**TASK STATEMENT:**
In this exercise, reproduce all the entries that follow exactly.
══ EXERCISE DATA ══
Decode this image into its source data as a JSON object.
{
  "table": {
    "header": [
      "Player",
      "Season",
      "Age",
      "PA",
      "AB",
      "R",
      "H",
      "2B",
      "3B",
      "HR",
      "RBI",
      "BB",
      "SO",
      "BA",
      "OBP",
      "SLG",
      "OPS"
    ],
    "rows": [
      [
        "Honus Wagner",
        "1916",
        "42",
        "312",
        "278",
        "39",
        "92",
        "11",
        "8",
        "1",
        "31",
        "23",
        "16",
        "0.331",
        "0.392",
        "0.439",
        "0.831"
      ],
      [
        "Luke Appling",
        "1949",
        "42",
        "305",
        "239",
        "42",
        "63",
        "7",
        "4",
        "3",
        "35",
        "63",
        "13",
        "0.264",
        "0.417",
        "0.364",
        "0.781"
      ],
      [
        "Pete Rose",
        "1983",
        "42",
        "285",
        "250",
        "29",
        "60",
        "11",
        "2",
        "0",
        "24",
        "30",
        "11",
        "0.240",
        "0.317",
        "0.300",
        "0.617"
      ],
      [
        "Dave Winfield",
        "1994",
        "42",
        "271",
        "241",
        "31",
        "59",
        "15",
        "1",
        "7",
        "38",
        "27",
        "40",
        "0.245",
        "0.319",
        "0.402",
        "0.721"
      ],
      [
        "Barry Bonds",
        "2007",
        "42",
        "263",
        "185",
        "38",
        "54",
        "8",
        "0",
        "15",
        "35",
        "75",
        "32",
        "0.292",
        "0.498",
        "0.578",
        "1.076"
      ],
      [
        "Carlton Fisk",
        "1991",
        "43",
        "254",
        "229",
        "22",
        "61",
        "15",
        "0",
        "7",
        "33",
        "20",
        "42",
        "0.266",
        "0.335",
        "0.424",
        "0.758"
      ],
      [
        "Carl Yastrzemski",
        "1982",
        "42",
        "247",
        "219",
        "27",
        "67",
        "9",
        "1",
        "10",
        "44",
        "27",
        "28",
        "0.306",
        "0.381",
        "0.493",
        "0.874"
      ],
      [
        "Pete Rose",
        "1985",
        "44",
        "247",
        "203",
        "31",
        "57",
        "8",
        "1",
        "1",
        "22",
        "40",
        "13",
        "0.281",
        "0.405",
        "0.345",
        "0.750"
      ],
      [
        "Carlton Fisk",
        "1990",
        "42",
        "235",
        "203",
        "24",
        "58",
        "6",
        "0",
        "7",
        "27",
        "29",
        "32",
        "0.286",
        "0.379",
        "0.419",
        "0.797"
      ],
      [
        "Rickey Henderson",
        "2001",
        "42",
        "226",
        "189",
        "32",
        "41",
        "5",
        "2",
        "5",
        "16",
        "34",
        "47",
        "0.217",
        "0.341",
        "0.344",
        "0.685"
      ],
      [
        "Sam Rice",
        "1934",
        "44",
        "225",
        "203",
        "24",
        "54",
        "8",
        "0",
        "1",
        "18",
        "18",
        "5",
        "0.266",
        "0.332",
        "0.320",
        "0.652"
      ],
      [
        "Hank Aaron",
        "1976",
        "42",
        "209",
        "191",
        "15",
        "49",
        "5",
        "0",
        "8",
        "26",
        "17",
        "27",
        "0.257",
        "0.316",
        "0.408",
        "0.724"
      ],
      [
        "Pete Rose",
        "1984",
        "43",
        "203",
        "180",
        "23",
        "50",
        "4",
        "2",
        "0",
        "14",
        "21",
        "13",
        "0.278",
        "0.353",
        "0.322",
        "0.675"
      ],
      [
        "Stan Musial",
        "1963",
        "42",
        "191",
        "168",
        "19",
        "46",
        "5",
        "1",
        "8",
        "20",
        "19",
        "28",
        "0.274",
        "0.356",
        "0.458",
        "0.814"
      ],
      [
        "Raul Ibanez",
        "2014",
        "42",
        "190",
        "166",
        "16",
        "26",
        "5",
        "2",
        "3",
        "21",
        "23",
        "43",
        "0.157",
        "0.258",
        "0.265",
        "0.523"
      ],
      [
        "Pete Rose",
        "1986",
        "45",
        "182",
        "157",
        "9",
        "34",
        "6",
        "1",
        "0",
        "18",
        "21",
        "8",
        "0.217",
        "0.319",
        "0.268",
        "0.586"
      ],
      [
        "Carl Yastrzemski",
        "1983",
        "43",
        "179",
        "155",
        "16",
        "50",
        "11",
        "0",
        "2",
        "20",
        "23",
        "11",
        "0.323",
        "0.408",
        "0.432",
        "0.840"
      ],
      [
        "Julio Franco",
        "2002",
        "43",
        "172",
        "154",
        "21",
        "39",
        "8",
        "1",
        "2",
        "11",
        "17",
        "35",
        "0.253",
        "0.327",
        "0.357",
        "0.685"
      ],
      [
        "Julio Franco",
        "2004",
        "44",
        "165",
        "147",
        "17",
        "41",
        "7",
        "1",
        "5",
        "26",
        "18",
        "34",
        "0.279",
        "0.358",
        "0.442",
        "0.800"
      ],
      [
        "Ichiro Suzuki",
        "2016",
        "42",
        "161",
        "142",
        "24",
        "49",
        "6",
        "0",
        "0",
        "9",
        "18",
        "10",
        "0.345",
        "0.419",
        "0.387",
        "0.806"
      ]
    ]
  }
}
═══
**CORRECT RESULT:**
Decode this image into its source data as a JSON object.
{
  "table": {
    "header": [
      "Player",
      "Season",
      "Age",
      "PA",
      "AB",
      "R",
      "H",
      "2B",
      "3B",
      "HR",
      "RBI",
      "BB",
      "SO",
      "BA",
      "OBP",
      "SLG",
      "OPS"
    ],
    "rows": [
      [
        "Honus Wagner",
        "1916",
        "42",
        "312",
        "278",
        "39",
        "92",
        "11",
        "8",
        "1",
        "31",
        "23",
        "16",
        "0.331",
        "0.392",
        "0.439",
        "0.831"
      ],
      [
        "Luke Appling",
        "1949",
        "42",
        "305",
        "239",
        "42",
        "63",
        "7",
        "4",
        "3",
        "35",
        "63",
        "13",
        "0.264",
        "0.417",
        "0.364",
        "0.781"
      ],
      [
        "Pete Rose",
        "1983",
        "42",
        "285",
        "250",
        "29",
        "60",
        "11",
        "2",
        "0",
        "24",
        "30",
        "11",
        "0.240",
        "0.317",
        "0.300",
        "0.617"
      ],
      [
        "Dave Winfield",
        "1994",
        "42",
        "271",
        "241",
        "31",
        "59",
        "15",
        "1",
        "7",
        "38",
        "27",
        "40",
        "0.245",
        "0.319",
        "0.402",
        "0.721"
      ],
      [
        "Barry Bonds",
        "2007",
        "42",
        "263",
        "185",
        "38",
        "54",
        "8",
        "0",
        "15",
        "35",
        "75",
        "32",
        "0.292",
        "0.498",
        "0.578",
        "1.076"
      ],
      [
        "Carlton Fisk",
        "1991",
        "43",
        "254",
        "229",
        "22",
        "61",
        "15",
        "0",
        "7",
        "33",
        "20",
        "42",
        "0.266",
        "0.335",
        "0.424",
        "0.758"
      ],
      [
        "Carl Yastrzemski",
        "1982",
        "42",
        "247",
        "219",
        "27",
        "67",
        "9",
        "1",
        "10",
        "44",
        "27",
        "28",
        "0.306",
        "0.381",
        "0.493",
        "0.874"
      ],
      [
        "Pete Rose",
        "1985",
        "44",
        "247",
        "203",
        "31",
        "57",
        "8",
        "1",
        "1",
        "22",
        "40",
        "13",
        "0.281",
        "0.405",
        "0.345",
        "0.750"
      ],
      [
        "Carlton Fisk",
        "1990",
        "42",
        "235",
        "203",
        "24",
        "58",
        "6",
        "0",
        "7",
        "27",
        "29",
        "32",
        "0.286",
        "0.379",
        "0.419",
        "0.797"
      ],
      [
        "Rickey Henderson",
        "2001",
        "42",
        "226",
        "189",
        "32",
        "41",
        "5",
        "2",
        "5",
        "16",
        "34",
        "47",
        "0.217",
        "0.341",
        "0.344",
        "0.685"
      ],
      [
        "Sam Rice",
        "1934",
        "44",
        "225",
        "203",
        "24",
        "54",
        "8",
        "0",
        "1",
        "18",
        "18",
        "5",
        "0.266",
        "0.332",
        "0.320",
        "0.652"
      ],
      [
        "Hank Aaron",
        "1976",
        "42",
        "209",
        "191",
        "15",
        "49",
        "5",
        "0",
        "8",
        "26",
        "17",
        "27",
        "0.257",
        "0.316",
        "0.408",
        "0.724"
      ],
      [
        "Pete Rose",
        "1984",
        "43",
        "203",
        "180",
        "23",
        "50",
        "4",
        "2",
        "0",
        "14",
        "21",
        "13",
        "0.278",
        "0.353",
        "0.322",
        "0.675"
      ],
      [
        "Stan Musial",
        "1963",
        "42",
        "191",
        "168",
        "19",
        "46",
        "5",
        "1",
        "8",
        "20",
        "19",
        "28",
        "0.274",
        "0.356",
        "0.458",
        "0.814"
      ],
      [
        "Raul Ibanez",
        "2014",
        "42",
        "190",
        "166",
        "16",
        "26",
        "5",
        "2",
        "3",
        "21",
        "23",
        "43",
        "0.157",
        "0.258",
        "0.265",
        "0.523"
      ],
      [
        "Pete Rose",
        "1986",
        "45",
        "182",
        "157",
        "9",
        "34",
        "6",
        "1",
        "0",
        "18",
        "21",
        "8",
        "0.217",
        "0.319",
        "0.268",
        "0.586"
      ],
      [
        "Carl Yastrzemski",
        "1983",
        "43",
        "179",
        "155",
        "16",
        "50",
        "11",
        "0",
        "2",
        "20",
        "23",
        "11",
        "0.323",
        "0.408",
        "0.432",
        "0.840"
      ],
      [
        "Julio Franco",
        "2002",
        "43",
        "172",
        "154",
        "21",
        "39",
        "8",
        "1",
        "2",
        "11",
        "17",
        "35",
        "0.253",
        "0.327",
        "0.357",
        "0.685"
      ],
      [
        "Julio Franco",
        "2004",
        "44",
        "165",
        "147",
        "17",
        "41",
        "7",
        "1",
        "5",
        "26",
        "18",
        "34",
        "0.279",
        "0.358",
        "0.442",
        "0.800"
      ],
      [
        "Ichiro Suzuki",
        "2016",
        "42",
        "161",
        "142",
        "24",
        "49",
        "6",
        "0",
        "0",
        "9",
        "18",
        "10",
        "0.345",
        "0.419",
        "0.387",
        "0.806"
      ]
    ]
  }
}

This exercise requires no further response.